§ Brief: Look through the material and copy each line holding "JSON".

§ Source material:
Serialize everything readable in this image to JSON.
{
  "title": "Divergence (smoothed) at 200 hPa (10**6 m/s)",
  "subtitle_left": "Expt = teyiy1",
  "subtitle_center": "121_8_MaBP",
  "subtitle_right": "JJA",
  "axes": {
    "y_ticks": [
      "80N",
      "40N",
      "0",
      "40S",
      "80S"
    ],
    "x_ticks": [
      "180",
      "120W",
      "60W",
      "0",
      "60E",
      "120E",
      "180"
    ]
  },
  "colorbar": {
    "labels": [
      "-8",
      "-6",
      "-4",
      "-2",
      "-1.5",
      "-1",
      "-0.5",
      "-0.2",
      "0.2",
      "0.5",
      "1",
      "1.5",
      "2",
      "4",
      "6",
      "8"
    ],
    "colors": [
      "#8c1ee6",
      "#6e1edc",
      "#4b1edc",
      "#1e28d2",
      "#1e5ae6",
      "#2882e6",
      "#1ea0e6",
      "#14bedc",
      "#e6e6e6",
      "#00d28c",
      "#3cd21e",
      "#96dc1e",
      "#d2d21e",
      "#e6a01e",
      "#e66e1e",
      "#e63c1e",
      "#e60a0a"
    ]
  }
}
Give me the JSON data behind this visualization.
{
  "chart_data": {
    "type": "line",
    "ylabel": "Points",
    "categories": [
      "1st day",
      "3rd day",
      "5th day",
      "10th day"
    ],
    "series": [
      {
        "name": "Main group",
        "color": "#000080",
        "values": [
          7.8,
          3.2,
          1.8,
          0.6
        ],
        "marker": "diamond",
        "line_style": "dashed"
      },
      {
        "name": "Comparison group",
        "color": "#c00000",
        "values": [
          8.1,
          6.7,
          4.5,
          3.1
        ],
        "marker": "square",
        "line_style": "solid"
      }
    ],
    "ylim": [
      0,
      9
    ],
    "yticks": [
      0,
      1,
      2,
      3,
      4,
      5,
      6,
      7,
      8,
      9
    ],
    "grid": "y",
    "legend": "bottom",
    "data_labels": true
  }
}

§ Full solution:
Serialize everything readable in this image to JSON.
Give me the JSON data behind this visualization.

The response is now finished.